### WHAT IS BEING ASKED
Copy out every one of the rows below word for word, leaving out the pictures.

### TASK INPUTS
━━━━━━━━━━━━━━━━

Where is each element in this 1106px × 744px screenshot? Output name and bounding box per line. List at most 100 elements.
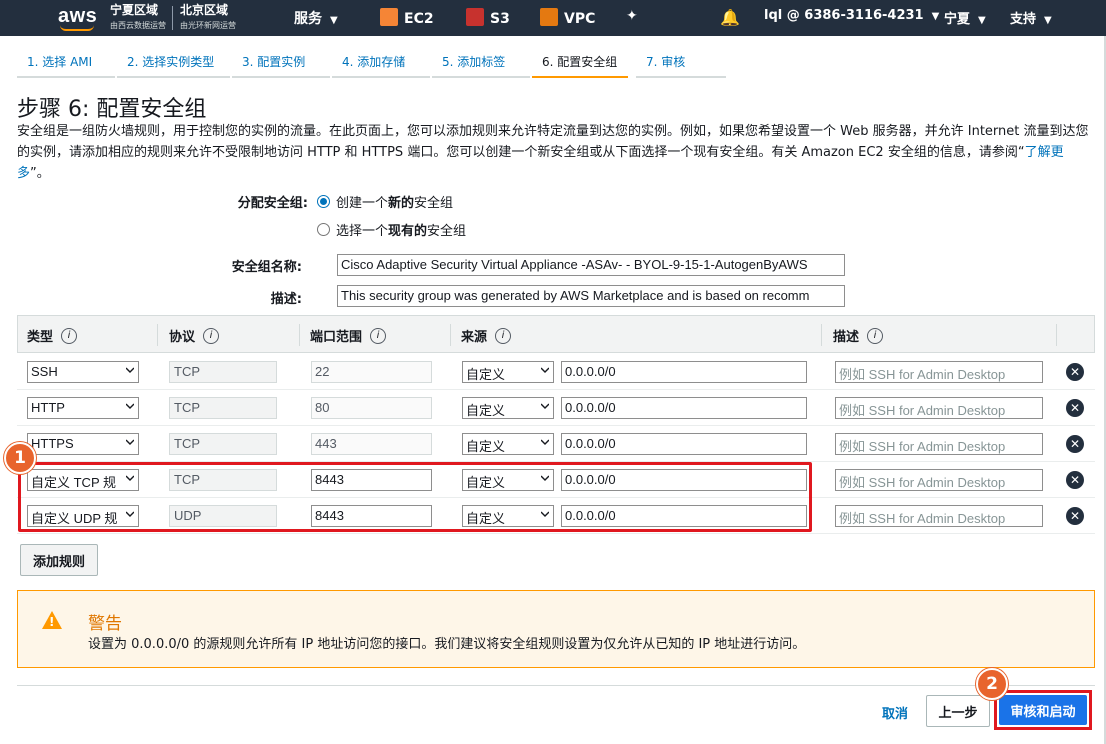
radio-label-post: 安全组 [427, 224, 467, 239]
tab-instance-type[interactable]: 2. 选择实例类型 [117, 52, 230, 78]
chevron-down-icon [126, 403, 134, 409]
bell-icon[interactable]: 🔔 [720, 8, 740, 27]
tab-add-storage[interactable]: 4. 添加存储 [332, 52, 430, 78]
table-row: SSH TCP 22 自定义 0.0.0.0/0 例如 SSH for Admi… [17, 354, 1095, 390]
chevron-down-icon [541, 439, 549, 445]
remove-rule-icon[interactable]: ✕ [1066, 363, 1084, 381]
column-divider [450, 324, 451, 346]
rule-description-input[interactable]: 例如 SSH for Admin Desktop [835, 469, 1043, 491]
region-label: 宁夏 [944, 12, 971, 27]
column-divider [157, 324, 158, 346]
cidr-input[interactable]: 0.0.0.0/0 [561, 433, 807, 455]
services-label: 服务 [294, 11, 322, 27]
rule-description-input[interactable]: 例如 SSH for Admin Desktop [835, 397, 1043, 419]
port-range-field: 80 [311, 397, 432, 419]
rules-table-header: 类型 i 协议 i 端口范围 i 来源 i 描述 i [17, 315, 1095, 353]
tab-security-group[interactable]: 6. 配置安全组 [532, 52, 628, 78]
col-protocol-label: 协议 [169, 330, 196, 345]
remove-rule-icon[interactable]: ✕ [1066, 399, 1084, 417]
type-value: HTTP [31, 400, 65, 415]
cancel-button[interactable]: 取消 [882, 703, 908, 722]
top-nav: aws 宁夏区域 由西云数据运营 北京区域 由光环新网运营 服务 ▼ EC2 S3… [0, 0, 1106, 36]
radio-button[interactable] [317, 223, 330, 236]
col-protocol-header: 协议 i [169, 326, 220, 345]
region-title: 宁夏区域 [110, 3, 159, 17]
table-row: HTTP TCP 80 自定义 0.0.0.0/0 例如 SSH for Adm… [17, 390, 1095, 426]
radio-select-existing[interactable]: 选择一个 现有的 安全组 [317, 220, 466, 239]
previous-button[interactable]: 上一步 [926, 695, 990, 727]
column-divider [1056, 324, 1057, 346]
vpc-icon [540, 8, 558, 26]
vpc-shortcut[interactable]: VPC [540, 8, 595, 27]
radio-create-new[interactable]: 创建一个 新的 安全组 [317, 192, 453, 211]
warning-icon: ! [42, 611, 62, 629]
protocol-field: TCP [169, 433, 277, 455]
col-source-header: 来源 i [461, 326, 512, 345]
type-select[interactable]: SSH [27, 361, 139, 383]
sg-description-label: 描述: [270, 292, 302, 307]
info-icon[interactable]: i [867, 327, 884, 344]
cidr-input[interactable]: 0.0.0.0/0 [561, 361, 807, 383]
column-divider [299, 324, 300, 346]
source-value: 自定义 [466, 403, 506, 418]
col-description-header: 描述 i [833, 326, 884, 345]
type-value: SSH [31, 364, 58, 379]
type-select[interactable]: HTTPS [27, 433, 139, 455]
tab-review[interactable]: 7. 审核 [636, 52, 726, 78]
warning-text: 设置为 0.0.0.0/0 的源规则允许所有 IP 地址访问您的接口。我们建议将… [88, 637, 806, 652]
col-source-label: 来源 [461, 330, 488, 345]
step-badge-2: 2 [976, 668, 1008, 700]
radio-label-pre: 创建一个 [336, 196, 389, 211]
s3-shortcut[interactable]: S3 [466, 8, 510, 27]
rule-description-input[interactable]: 例如 SSH for Admin Desktop [835, 505, 1043, 527]
column-divider [821, 324, 822, 346]
account-menu[interactable]: lql @ 6386-3116-4231 ▼ [764, 8, 939, 23]
region-title: 北京区域 [180, 3, 229, 17]
region-ningxia: 宁夏区域 由西云数据运营 [110, 3, 166, 33]
highlight-box-launch: 审核和启动 [994, 690, 1092, 730]
source-select[interactable]: 自定义 [462, 397, 554, 419]
chevron-down-icon [126, 439, 134, 445]
chevron-down-icon: ▼ [1044, 15, 1052, 26]
rule-description-input[interactable]: 例如 SSH for Admin Desktop [835, 361, 1043, 383]
info-icon[interactable]: i [203, 327, 220, 344]
pin-icon[interactable]: ✦ [626, 8, 638, 24]
remove-rule-icon[interactable]: ✕ [1066, 507, 1084, 525]
tab-choose-ami[interactable]: 1. 选择 AMI [17, 52, 115, 78]
support-menu[interactable]: 支持 ▼ [1010, 8, 1052, 27]
radio-button[interactable] [317, 195, 330, 208]
footer-divider [17, 685, 1095, 686]
source-select[interactable]: 自定义 [462, 433, 554, 455]
ec2-shortcut[interactable]: EC2 [380, 8, 434, 27]
rule-description-input[interactable]: 例如 SSH for Admin Desktop [835, 433, 1043, 455]
type-value: HTTPS [31, 436, 74, 451]
info-icon[interactable]: i [370, 327, 387, 344]
chevron-down-icon: ▼ [931, 11, 940, 22]
source-select[interactable]: 自定义 [462, 361, 554, 383]
sg-name-label: 安全组名称: [231, 260, 302, 275]
review-and-launch-button[interactable]: 审核和启动 [999, 695, 1087, 725]
radio-label-pre: 选择一个 [336, 224, 389, 239]
col-port-header: 端口范围 i [310, 326, 387, 345]
page-title: 步骤 6: 配置安全组 [17, 97, 207, 122]
region-menu[interactable]: 宁夏 ▼ [944, 8, 986, 27]
info-icon[interactable]: i [495, 327, 512, 344]
region-beijing: 北京区域 由光环新网运营 [180, 3, 236, 33]
assign-sg-label: 分配安全组: [237, 196, 308, 211]
remove-rule-icon[interactable]: ✕ [1066, 471, 1084, 489]
source-value: 自定义 [466, 367, 506, 382]
tab-configure-instance[interactable]: 3. 配置实例 [232, 52, 330, 78]
col-description-label: 描述 [833, 330, 860, 345]
tab-add-tags[interactable]: 5. 添加标签 [432, 52, 530, 78]
info-icon[interactable]: i [61, 327, 78, 344]
intro-body: 安全组是一组防火墙规则，用于控制您的实例的流量。在此页面上，您可以添加规则来允许… [17, 124, 1089, 160]
radio-label-post: 安全组 [414, 196, 454, 211]
remove-rule-icon[interactable]: ✕ [1066, 435, 1084, 453]
type-select[interactable]: HTTP [27, 397, 139, 419]
services-menu[interactable]: 服务 ▼ [294, 8, 338, 28]
col-type-header: 类型 i [27, 326, 78, 345]
add-rule-button[interactable]: 添加规则 [20, 544, 98, 576]
sg-description-input[interactable]: This security group was generated by AWS… [337, 285, 845, 307]
cidr-input[interactable]: 0.0.0.0/0 [561, 397, 807, 419]
sg-name-input[interactable]: Cisco Adaptive Security Virtual Applianc… [337, 254, 845, 276]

━━━━━━━━━━━━━━━━

### WORKED SOLUTION
Where is each element in this 1106px × 744px screenshot? Output name and bounding box per line. List at most 100 elements.
radio-label-post: 安全组 [427, 224, 467, 239]
tab-instance-type[interactable]: 2. 选择实例类型 [117, 52, 230, 78]
chevron-down-icon [126, 403, 134, 409]
bell-icon[interactable]: 🔔 [720, 8, 740, 27]
tab-add-storage[interactable]: 4. 添加存储 [332, 52, 430, 78]
table-row: SSH TCP 22 自定义 0.0.0.0/0 例如 SSH for Admi… [17, 354, 1095, 390]
chevron-down-icon [541, 439, 549, 445]
remove-rule-icon[interactable]: ✕ [1066, 363, 1084, 381]
column-divider [450, 324, 451, 346]
rule-description-input[interactable]: 例如 SSH for Admin Desktop [835, 469, 1043, 491]
region-label: 宁夏 [944, 12, 971, 27]
column-divider [157, 324, 158, 346]
cidr-input[interactable]: 0.0.0.0/0 [561, 433, 807, 455]
services-label: 服务 [294, 11, 322, 27]
rule-description-input[interactable]: 例如 SSH for Admin Desktop [835, 397, 1043, 419]
port-range-field: 80 [311, 397, 432, 419]
rules-table-header: 类型 i 协议 i 端口范围 i 来源 i 描述 i [17, 315, 1095, 353]
tab-security-group[interactable]: 6. 配置安全组 [532, 52, 628, 78]
col-protocol-label: 协议 [169, 330, 196, 345]
remove-rule-icon[interactable]: ✕ [1066, 399, 1084, 417]
type-value: HTTP [31, 400, 65, 415]
cancel-button[interactable]: 取消 [882, 703, 908, 722]
top-nav: aws 宁夏区域 由西云数据运营 北京区域 由光环新网运营 服务 ▼ EC2 S3… [0, 0, 1106, 36]
radio-button[interactable] [317, 223, 330, 236]
col-protocol-header: 协议 i [169, 326, 220, 345]
region-title: 宁夏区域 [110, 3, 159, 17]
table-row: HTTP TCP 80 自定义 0.0.0.0/0 例如 SSH for Adm… [17, 390, 1095, 426]
radio-select-existing[interactable]: 选择一个 现有的 安全组 [317, 220, 466, 239]
previous-button[interactable]: 上一步 [926, 695, 990, 727]
column-divider [1056, 324, 1057, 346]
vpc-icon [540, 8, 558, 26]
vpc-shortcut[interactable]: VPC [540, 8, 595, 27]
radio-create-new[interactable]: 创建一个 新的 安全组 [317, 192, 453, 211]
warning-icon: ! [42, 611, 62, 629]
protocol-field: TCP [169, 433, 277, 455]
col-source-header: 来源 i [461, 326, 512, 345]
type-select[interactable]: SSH [27, 361, 139, 383]
sg-description-label: 描述: [270, 292, 302, 307]
info-icon[interactable]: i [867, 327, 884, 344]
cidr-input[interactable]: 0.0.0.0/0 [561, 361, 807, 383]
column-divider [299, 324, 300, 346]
source-value: 自定义 [466, 403, 506, 418]
col-description-header: 描述 i [833, 326, 884, 345]
type-value: SSH [31, 364, 58, 379]
type-select[interactable]: HTTPS [27, 433, 139, 455]
tab-review[interactable]: 7. 审核 [636, 52, 726, 78]
warning-text: 设置为 0.0.0.0/0 的源规则允许所有 IP 地址访问您的接口。我们建议将… [88, 637, 806, 652]
col-source-label: 来源 [461, 330, 488, 345]
step-badge-2: 2 [976, 668, 1008, 700]
radio-label-pre: 创建一个 [336, 196, 389, 211]
s3-shortcut[interactable]: S3 [466, 8, 510, 27]
rule-description-input[interactable]: 例如 SSH for Admin Desktop [835, 505, 1043, 527]
column-divider [821, 324, 822, 346]
account-menu[interactable]: lql @ 6386-3116-4231 ▼ [764, 8, 939, 23]
region-title: 北京区域 [180, 3, 229, 17]
region-ningxia: 宁夏区域 由西云数据运营 [110, 3, 166, 33]
highlight-box-launch: 审核和启动 [994, 690, 1092, 730]
source-select[interactable]: 自定义 [462, 397, 554, 419]
chevron-down-icon [126, 439, 134, 445]
chevron-down-icon: ▼ [1044, 15, 1052, 26]
rule-description-input[interactable]: 例如 SSH for Admin Desktop [835, 361, 1043, 383]
info-icon[interactable]: i [203, 327, 220, 344]
pin-icon[interactable]: ✦ [626, 8, 638, 24]
remove-rule-icon[interactable]: ✕ [1066, 507, 1084, 525]
tab-choose-ami[interactable]: 1. 选择 AMI [17, 52, 115, 78]
support-menu[interactable]: 支持 ▼ [1010, 8, 1052, 27]
radio-button[interactable] [317, 195, 330, 208]
footer-divider [17, 685, 1095, 686]
source-select[interactable]: 自定义 [462, 433, 554, 455]
ec2-shortcut[interactable]: EC2 [380, 8, 434, 27]
rule-description-input[interactable]: 例如 SSH for Admin Desktop [835, 433, 1043, 455]
type-value: HTTPS [31, 436, 74, 451]
info-icon[interactable]: i [370, 327, 387, 344]
chevron-down-icon: ▼ [931, 11, 940, 22]
source-select[interactable]: 自定义 [462, 361, 554, 383]
sg-name-label: 安全组名称: [231, 260, 302, 275]
review-and-launch-button[interactable]: 审核和启动 [999, 695, 1087, 725]
radio-label-pre: 选择一个 [336, 224, 389, 239]
col-port-header: 端口范围 i [310, 326, 387, 345]
page-title: 步骤 6: 配置安全组 [17, 97, 207, 122]
region-menu[interactable]: 宁夏 ▼ [944, 8, 986, 27]
info-icon[interactable]: i [495, 327, 512, 344]
region-beijing: 北京区域 由光环新网运营 [180, 3, 236, 33]
assign-sg-label: 分配安全组: [237, 196, 308, 211]
remove-rule-icon[interactable]: ✕ [1066, 471, 1084, 489]
source-value: 自定义 [466, 367, 506, 382]
tab-configure-instance[interactable]: 3. 配置实例 [232, 52, 330, 78]
col-description-label: 描述 [833, 330, 860, 345]
tab-add-tags[interactable]: 5. 添加标签 [432, 52, 530, 78]
info-icon[interactable]: i [61, 327, 78, 344]
intro-body: 安全组是一组防火墙规则，用于控制您的实例的流量。在此页面上，您可以添加规则来允许… [17, 124, 1089, 160]
radio-label-post: 安全组 [414, 196, 454, 211]
remove-rule-icon[interactable]: ✕ [1066, 435, 1084, 453]
type-select[interactable]: HTTP [27, 397, 139, 419]
services-menu[interactable]: 服务 ▼ [294, 8, 338, 28]
col-type-header: 类型 i [27, 326, 78, 345]
add-rule-button[interactable]: 添加规则 [20, 544, 98, 576]
sg-description-input[interactable]: This security group was generated by AWS… [337, 285, 845, 307]
cidr-input[interactable]: 0.0.0.0/0 [561, 397, 807, 419]
sg-name-input[interactable]: Cisco Adaptive Security Virtual Applianc… [337, 254, 845, 276]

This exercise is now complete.